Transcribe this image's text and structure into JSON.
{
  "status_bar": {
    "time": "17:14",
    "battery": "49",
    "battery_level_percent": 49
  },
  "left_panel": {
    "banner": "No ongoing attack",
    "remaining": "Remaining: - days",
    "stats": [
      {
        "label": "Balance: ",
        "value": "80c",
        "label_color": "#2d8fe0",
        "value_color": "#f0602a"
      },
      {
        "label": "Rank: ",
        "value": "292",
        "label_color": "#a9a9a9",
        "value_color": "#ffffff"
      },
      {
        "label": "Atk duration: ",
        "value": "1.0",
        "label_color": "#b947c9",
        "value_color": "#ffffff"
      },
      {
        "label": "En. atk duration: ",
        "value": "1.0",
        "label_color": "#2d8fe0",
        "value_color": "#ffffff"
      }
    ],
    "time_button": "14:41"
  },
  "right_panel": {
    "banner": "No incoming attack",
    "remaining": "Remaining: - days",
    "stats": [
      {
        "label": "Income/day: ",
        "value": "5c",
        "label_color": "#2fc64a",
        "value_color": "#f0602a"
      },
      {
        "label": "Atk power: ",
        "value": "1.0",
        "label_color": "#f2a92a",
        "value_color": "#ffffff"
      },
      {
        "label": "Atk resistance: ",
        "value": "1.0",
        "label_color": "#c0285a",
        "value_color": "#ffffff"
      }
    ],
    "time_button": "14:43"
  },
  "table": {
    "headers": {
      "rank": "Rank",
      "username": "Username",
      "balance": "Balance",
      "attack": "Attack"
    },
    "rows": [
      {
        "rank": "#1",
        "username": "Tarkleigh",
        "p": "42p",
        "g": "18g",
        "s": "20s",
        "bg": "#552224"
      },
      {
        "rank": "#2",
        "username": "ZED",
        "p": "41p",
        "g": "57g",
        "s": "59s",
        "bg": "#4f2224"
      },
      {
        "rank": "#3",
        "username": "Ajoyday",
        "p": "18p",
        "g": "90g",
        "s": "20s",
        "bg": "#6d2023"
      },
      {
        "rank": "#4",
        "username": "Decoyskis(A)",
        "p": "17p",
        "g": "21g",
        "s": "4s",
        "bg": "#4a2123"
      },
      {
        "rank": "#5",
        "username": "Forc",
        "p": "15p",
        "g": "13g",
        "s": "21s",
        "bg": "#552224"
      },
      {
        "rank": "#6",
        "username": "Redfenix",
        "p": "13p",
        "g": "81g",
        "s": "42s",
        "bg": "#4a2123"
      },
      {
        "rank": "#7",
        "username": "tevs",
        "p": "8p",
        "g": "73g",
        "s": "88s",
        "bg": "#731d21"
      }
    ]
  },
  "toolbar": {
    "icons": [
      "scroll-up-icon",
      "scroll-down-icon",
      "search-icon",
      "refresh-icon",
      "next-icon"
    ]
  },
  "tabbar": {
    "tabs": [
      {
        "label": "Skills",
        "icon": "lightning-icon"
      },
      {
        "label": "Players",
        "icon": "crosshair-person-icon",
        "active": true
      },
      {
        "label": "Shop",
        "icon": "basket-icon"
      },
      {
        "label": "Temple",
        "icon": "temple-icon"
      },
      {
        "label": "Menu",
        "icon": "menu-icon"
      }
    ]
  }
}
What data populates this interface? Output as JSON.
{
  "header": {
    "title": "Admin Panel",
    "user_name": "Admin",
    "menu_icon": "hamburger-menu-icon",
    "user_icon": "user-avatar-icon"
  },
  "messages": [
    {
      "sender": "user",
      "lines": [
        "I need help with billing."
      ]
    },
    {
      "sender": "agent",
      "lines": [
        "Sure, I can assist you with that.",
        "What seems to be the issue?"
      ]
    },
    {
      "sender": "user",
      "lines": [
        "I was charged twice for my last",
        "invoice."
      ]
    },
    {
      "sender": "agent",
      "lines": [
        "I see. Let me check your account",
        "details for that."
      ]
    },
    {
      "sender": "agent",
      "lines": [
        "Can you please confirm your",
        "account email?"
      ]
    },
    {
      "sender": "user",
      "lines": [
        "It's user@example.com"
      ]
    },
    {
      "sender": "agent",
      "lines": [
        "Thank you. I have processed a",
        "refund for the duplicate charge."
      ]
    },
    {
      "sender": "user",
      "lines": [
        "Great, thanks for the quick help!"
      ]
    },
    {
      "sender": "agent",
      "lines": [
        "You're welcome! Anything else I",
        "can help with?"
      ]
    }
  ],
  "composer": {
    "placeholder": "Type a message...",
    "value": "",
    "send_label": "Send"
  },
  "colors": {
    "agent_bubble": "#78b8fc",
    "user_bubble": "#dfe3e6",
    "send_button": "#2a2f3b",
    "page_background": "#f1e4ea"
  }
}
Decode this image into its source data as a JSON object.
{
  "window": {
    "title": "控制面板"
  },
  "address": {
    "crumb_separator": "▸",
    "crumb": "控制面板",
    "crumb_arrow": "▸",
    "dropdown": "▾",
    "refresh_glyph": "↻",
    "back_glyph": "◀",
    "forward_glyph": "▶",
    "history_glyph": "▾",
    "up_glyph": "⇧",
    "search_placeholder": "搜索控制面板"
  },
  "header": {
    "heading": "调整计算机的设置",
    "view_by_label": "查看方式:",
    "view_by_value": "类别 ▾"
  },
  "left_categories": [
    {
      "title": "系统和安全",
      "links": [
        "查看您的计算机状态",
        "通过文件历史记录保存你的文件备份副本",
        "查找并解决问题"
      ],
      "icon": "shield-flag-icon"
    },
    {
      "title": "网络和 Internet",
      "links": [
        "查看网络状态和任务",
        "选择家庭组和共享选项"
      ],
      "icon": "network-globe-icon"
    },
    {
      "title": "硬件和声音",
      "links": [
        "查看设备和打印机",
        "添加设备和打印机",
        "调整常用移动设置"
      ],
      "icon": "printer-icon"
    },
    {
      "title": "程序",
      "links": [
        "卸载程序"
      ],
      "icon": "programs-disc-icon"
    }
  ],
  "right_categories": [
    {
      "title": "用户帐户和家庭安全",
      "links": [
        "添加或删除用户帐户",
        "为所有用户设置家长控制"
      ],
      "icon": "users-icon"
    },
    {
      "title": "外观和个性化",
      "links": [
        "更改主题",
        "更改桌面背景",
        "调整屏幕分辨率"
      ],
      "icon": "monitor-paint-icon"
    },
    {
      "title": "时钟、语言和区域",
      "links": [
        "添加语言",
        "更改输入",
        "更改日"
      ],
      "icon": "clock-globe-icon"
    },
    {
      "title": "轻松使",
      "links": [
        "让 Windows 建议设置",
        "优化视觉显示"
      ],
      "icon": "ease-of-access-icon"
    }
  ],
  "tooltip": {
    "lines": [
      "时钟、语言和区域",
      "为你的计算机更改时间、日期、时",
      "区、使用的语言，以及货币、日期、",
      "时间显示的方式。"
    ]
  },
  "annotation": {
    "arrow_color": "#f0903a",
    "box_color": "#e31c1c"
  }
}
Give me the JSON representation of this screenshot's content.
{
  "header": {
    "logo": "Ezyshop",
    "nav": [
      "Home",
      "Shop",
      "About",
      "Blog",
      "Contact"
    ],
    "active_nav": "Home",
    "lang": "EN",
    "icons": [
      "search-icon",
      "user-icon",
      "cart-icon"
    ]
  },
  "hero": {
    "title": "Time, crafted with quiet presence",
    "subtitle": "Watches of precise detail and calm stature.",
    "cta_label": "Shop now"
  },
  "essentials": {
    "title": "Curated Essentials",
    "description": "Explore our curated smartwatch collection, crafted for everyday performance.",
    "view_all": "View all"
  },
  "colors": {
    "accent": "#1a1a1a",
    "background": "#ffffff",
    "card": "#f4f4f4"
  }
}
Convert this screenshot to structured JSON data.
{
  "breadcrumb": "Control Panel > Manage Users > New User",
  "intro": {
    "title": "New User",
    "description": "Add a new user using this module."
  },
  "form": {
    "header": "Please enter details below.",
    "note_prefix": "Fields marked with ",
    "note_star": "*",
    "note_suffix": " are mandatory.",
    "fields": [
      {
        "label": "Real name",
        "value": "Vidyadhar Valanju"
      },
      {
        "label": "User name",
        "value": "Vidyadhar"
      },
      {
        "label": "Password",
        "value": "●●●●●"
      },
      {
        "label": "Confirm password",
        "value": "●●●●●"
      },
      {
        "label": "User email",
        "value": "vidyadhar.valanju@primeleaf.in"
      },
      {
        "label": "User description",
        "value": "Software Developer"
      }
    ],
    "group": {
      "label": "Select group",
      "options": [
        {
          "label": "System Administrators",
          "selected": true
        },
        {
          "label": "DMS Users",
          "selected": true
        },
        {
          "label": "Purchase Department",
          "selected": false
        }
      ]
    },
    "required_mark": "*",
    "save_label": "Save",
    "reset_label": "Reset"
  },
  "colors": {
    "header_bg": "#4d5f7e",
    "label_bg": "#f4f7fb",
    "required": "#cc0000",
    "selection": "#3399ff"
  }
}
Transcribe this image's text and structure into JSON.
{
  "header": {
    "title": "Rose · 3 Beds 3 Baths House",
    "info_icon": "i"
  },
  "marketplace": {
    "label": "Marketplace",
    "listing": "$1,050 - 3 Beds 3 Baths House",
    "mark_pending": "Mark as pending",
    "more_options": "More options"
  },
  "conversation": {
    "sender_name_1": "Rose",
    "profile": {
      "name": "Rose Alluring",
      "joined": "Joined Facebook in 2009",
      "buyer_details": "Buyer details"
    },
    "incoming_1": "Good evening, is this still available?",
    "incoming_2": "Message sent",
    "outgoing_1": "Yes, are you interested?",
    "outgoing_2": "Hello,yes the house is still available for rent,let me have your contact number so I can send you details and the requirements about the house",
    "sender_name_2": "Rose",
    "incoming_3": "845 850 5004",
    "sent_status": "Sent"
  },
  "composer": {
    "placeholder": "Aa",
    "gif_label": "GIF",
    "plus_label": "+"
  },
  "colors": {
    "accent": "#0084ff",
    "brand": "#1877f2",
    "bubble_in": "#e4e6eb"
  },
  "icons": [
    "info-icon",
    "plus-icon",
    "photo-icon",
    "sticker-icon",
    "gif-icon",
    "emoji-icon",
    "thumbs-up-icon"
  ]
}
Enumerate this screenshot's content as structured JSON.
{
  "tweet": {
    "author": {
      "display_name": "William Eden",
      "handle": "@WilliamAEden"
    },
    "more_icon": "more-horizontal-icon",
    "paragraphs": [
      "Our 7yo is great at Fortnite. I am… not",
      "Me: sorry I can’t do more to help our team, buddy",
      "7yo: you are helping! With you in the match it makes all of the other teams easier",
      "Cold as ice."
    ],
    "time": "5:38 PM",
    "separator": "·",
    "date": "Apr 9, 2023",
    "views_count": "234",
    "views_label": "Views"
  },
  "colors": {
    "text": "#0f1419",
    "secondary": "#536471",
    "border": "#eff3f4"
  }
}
***
* [Work instructions] From the listing above, pick out every line containing "crafted".

* [Answer for this exercise]
    "title": "Time, crafted with quiet presence",
    "description": "Explore our curated smartwatch collection, crafted for everyday performance.",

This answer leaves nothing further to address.